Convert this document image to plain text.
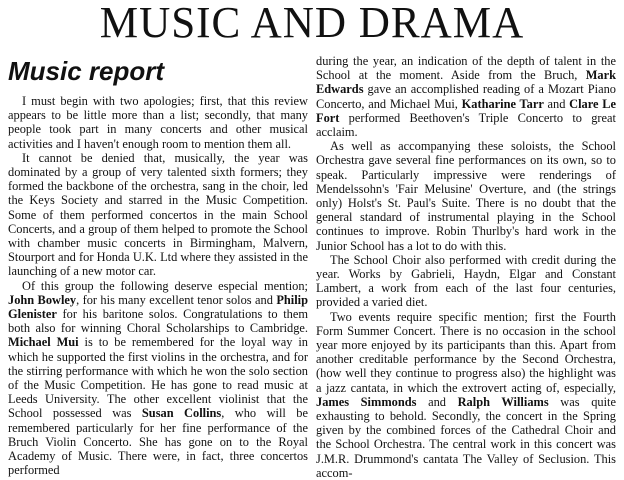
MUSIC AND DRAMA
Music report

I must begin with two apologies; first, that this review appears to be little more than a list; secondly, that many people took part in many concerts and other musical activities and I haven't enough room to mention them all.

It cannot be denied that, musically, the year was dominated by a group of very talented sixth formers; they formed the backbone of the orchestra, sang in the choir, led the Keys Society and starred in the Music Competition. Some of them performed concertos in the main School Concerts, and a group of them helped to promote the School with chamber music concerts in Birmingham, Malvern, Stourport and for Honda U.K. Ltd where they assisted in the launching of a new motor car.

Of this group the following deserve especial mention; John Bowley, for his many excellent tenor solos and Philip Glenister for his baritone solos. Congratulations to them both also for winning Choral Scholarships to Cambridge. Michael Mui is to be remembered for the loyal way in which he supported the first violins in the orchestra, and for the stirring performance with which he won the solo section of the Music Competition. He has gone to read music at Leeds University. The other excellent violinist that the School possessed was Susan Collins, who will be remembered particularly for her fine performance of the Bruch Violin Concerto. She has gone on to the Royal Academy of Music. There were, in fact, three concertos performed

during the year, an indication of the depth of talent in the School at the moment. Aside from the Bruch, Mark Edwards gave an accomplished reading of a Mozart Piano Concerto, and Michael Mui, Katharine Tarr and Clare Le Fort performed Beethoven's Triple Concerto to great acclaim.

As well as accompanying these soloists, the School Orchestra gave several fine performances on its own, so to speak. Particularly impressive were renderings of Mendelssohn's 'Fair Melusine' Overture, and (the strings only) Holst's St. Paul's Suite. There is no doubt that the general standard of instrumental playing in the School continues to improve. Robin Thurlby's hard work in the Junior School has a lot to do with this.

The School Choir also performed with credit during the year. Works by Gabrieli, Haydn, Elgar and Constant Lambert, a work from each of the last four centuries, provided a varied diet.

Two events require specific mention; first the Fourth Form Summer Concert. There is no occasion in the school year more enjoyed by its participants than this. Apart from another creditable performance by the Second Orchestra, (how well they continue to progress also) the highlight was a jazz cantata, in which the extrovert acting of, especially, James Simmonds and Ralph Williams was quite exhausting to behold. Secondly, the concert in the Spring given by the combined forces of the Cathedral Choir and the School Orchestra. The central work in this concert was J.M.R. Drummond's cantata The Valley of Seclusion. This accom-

══════════

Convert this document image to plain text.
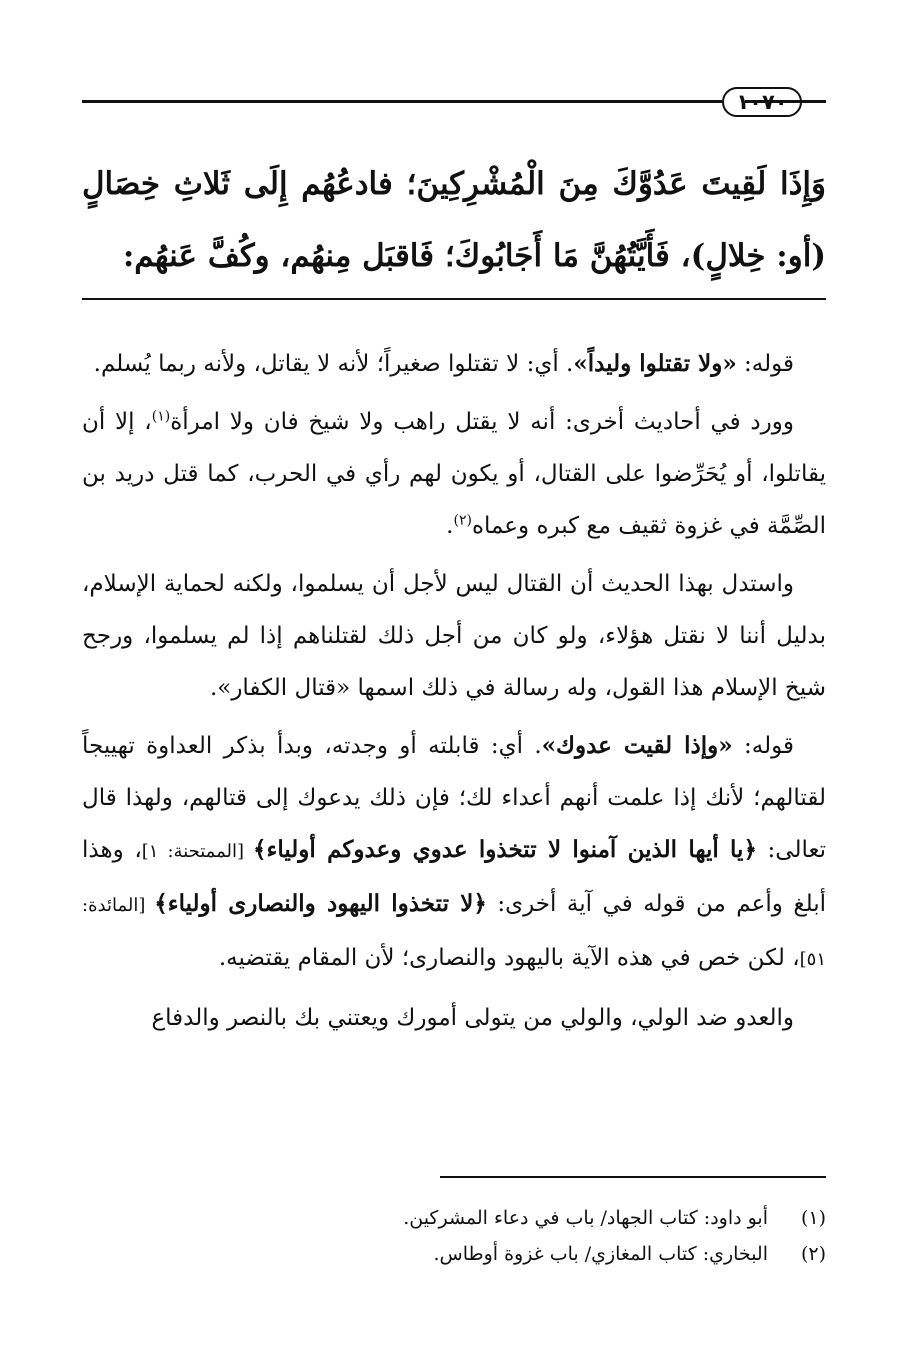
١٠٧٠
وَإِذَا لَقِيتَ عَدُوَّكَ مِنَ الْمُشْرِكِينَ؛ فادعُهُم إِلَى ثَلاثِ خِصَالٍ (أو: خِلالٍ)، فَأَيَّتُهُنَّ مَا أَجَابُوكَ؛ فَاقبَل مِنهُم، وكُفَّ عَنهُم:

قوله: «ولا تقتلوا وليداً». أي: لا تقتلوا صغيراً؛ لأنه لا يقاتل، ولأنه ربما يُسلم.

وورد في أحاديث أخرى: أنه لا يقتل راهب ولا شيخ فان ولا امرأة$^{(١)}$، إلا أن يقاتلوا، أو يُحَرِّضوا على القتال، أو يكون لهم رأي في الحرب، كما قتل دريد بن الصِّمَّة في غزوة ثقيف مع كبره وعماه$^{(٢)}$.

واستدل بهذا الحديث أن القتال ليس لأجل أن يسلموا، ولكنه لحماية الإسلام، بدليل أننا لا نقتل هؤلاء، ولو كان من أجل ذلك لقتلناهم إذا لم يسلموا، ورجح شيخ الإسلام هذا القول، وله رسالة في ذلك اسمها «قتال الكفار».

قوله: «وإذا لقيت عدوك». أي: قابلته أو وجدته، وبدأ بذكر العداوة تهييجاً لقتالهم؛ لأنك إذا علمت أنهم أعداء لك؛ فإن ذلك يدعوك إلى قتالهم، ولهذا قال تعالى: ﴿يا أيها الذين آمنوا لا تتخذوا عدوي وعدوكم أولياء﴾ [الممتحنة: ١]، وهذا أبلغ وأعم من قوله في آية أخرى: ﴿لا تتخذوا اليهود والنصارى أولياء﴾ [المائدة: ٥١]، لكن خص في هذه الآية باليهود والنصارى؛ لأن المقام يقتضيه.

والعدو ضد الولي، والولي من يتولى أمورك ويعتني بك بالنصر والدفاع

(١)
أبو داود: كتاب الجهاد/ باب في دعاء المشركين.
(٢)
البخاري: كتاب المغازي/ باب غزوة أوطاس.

══════════

(To do): Search the preceding listing for "concerts" and extract every line where it is found.

(Reply to the task):
I must begin with two apologies; first, that this review appears to be little more than a list; secondly, that many people took part in many concerts and other musical activities and I haven't enough room to mention them all.
It cannot be denied that, musically, the year was dominated by a group of very talented sixth formers; they formed the backbone of the orchestra, sang in the choir, led the Keys Society and starred in the Music Competition. Some of them performed concertos in the main School Concerts, and a group of them helped to promote the School with chamber music concerts in Birmingham, Malvern, Stourport and for Honda U.K. Ltd where they assisted in the launching of a new motor car.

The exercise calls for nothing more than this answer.